• Direction
Below are entries to be transcribed exactly; exclude the pictures from the copy.

• Extracted records
^^^^^^^^

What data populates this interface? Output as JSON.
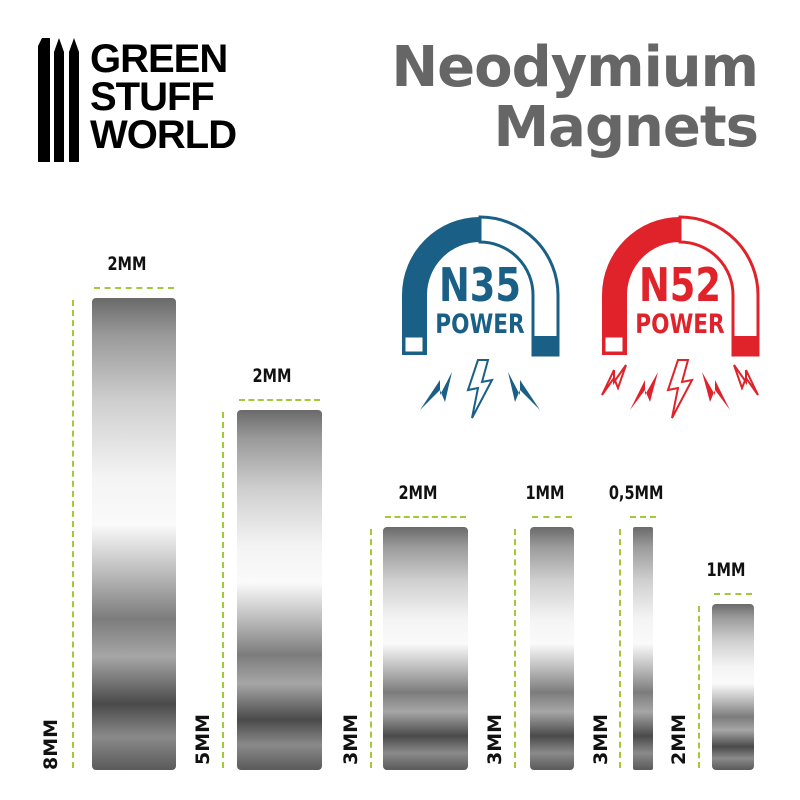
{
  "brand": {
    "logo_lines": [
      "GREEN",
      "STUFF",
      "WORLD"
    ]
  },
  "title": {
    "line1": "Neodymium",
    "line2": "Magnets"
  },
  "badges": [
    {
      "grade": "N35",
      "label": "POWER",
      "color": "#1a5f86"
    },
    {
      "grade": "N52",
      "label": "POWER",
      "color": "#e0232b"
    }
  ],
  "magnets": [
    {
      "thickness": "2MM",
      "diameter": "8MM"
    },
    {
      "thickness": "2MM",
      "diameter": "5MM"
    },
    {
      "thickness": "2MM",
      "diameter": "3MM"
    },
    {
      "thickness": "1MM",
      "diameter": "3MM"
    },
    {
      "thickness": "0,5MM",
      "diameter": "3MM"
    },
    {
      "thickness": "1MM",
      "diameter": "2MM"
    }
  ],
  "colors": {
    "dimension": "#a3c93a",
    "title": "#666666"
  }
}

^^^^^^^^

• The solution
What data populates this interface? Output as JSON.
{
  "brand": {
    "logo_lines": [
      "GREEN",
      "STUFF",
      "WORLD"
    ]
  },
  "title": {
    "line1": "Neodymium",
    "line2": "Magnets"
  },
  "badges": [
    {
      "grade": "N35",
      "label": "POWER",
      "color": "#1a5f86"
    },
    {
      "grade": "N52",
      "label": "POWER",
      "color": "#e0232b"
    }
  ],
  "magnets": [
    {
      "thickness": "2MM",
      "diameter": "8MM"
    },
    {
      "thickness": "2MM",
      "diameter": "5MM"
    },
    {
      "thickness": "2MM",
      "diameter": "3MM"
    },
    {
      "thickness": "1MM",
      "diameter": "3MM"
    },
    {
      "thickness": "0,5MM",
      "diameter": "3MM"
    },
    {
      "thickness": "1MM",
      "diameter": "2MM"
    }
  ],
  "colors": {
    "dimension": "#a3c93a",
    "title": "#666666"
  }
}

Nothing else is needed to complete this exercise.